:: Given request ::
Convert every line of the data entries below into a JSON list of strings, with one string per line and blank lines omitted.

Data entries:

-- start --

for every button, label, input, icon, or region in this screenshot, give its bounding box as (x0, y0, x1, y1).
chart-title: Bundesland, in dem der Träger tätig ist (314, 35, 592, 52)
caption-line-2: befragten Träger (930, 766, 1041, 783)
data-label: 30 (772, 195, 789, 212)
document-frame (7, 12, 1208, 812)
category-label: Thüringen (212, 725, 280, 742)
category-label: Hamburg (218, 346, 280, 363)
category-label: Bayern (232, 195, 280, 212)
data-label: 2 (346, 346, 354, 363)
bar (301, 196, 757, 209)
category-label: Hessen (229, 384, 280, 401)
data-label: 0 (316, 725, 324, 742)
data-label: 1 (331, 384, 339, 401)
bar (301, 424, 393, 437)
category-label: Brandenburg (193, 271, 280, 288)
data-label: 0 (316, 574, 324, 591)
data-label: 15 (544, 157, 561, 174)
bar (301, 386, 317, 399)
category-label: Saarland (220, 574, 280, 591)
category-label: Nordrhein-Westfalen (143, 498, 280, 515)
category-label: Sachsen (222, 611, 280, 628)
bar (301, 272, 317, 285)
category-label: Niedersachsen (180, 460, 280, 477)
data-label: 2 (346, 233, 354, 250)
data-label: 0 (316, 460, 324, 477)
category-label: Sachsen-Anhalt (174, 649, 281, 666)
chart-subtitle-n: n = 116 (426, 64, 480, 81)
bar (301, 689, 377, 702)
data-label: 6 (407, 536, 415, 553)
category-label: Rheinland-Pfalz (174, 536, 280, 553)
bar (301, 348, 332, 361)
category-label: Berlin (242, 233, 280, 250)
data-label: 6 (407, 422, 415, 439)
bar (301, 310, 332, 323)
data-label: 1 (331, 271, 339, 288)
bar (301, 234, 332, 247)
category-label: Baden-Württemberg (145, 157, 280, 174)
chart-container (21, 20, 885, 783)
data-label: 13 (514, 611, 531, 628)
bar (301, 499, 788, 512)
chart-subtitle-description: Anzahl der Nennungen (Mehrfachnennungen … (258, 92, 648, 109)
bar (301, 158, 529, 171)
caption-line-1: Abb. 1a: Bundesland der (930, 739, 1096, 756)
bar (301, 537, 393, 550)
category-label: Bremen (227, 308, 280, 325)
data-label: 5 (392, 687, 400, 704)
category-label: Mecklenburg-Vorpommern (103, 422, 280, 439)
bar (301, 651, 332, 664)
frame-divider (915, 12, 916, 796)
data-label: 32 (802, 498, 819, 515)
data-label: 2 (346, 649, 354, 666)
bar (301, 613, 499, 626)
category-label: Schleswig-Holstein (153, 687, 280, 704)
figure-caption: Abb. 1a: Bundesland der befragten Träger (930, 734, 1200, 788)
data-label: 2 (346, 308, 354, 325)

-- end --

:: Final answer ::
[
  "for every button, label, input, icon, or region in this screenshot, give its bounding box as (x0, y0, x1, y1).",
  "chart-title: Bundesland, in dem der Träger tätig ist (314, 35, 592, 52)",
  "caption-line-2: befragten Träger (930, 766, 1041, 783)",
  "data-label: 30 (772, 195, 789, 212)",
  "document-frame (7, 12, 1208, 812)",
  "category-label: Thüringen (212, 725, 280, 742)",
  "category-label: Hamburg (218, 346, 280, 363)",
  "category-label: Bayern (232, 195, 280, 212)",
  "data-label: 2 (346, 346, 354, 363)",
  "bar (301, 196, 757, 209)",
  "category-label: Hessen (229, 384, 280, 401)",
  "data-label: 0 (316, 725, 324, 742)",
  "data-label: 1 (331, 384, 339, 401)",
  "bar (301, 424, 393, 437)",
  "category-label: Brandenburg (193, 271, 280, 288)",
  "data-label: 0 (316, 574, 324, 591)",
  "data-label: 15 (544, 157, 561, 174)",
  "bar (301, 386, 317, 399)",
  "category-label: Saarland (220, 574, 280, 591)",
  "category-label: Nordrhein-Westfalen (143, 498, 280, 515)",
  "category-label: Sachsen (222, 611, 280, 628)",
  "bar (301, 272, 317, 285)",
  "category-label: Niedersachsen (180, 460, 280, 477)",
  "data-label: 2 (346, 233, 354, 250)",
  "data-label: 0 (316, 460, 324, 477)",
  "category-label: Sachsen-Anhalt (174, 649, 281, 666)",
  "chart-subtitle-n: n = 116 (426, 64, 480, 81)",
  "bar (301, 689, 377, 702)",
  "data-label: 6 (407, 536, 415, 553)",
  "category-label: Rheinland-Pfalz (174, 536, 280, 553)",
  "bar (301, 348, 332, 361)",
  "category-label: Berlin (242, 233, 280, 250)",
  "data-label: 6 (407, 422, 415, 439)",
  "bar (301, 310, 332, 323)",
  "data-label: 1 (331, 271, 339, 288)",
  "bar (301, 234, 332, 247)",
  "category-label: Baden-Württemberg (145, 157, 280, 174)",
  "chart-container (21, 20, 885, 783)",
  "data-label: 13 (514, 611, 531, 628)",
  "bar (301, 499, 788, 512)",
  "chart-subtitle-description: Anzahl der Nennungen (Mehrfachnennungen … (258, 92, 648, 109)",
  "bar (301, 158, 529, 171)",
  "caption-line-1: Abb. 1a: Bundesland der (930, 739, 1096, 756)",
  "bar (301, 537, 393, 550)",
  "category-label: Bremen (227, 308, 280, 325)",
  "data-label: 5 (392, 687, 400, 704)",
  "category-label: Mecklenburg-Vorpommern (103, 422, 280, 439)",
  "bar (301, 651, 332, 664)",
  "frame-divider (915, 12, 916, 796)",
  "data-label: 32 (802, 498, 819, 515)",
  "data-label: 2 (346, 649, 354, 666)",
  "bar (301, 613, 499, 626)",
  "category-label: Schleswig-Holstein (153, 687, 280, 704)",
  "figure-caption: Abb. 1a: Bundesland der befragten Träger (930, 734, 1200, 788)",
  "data-label: 2 (346, 308, 354, 325)"
]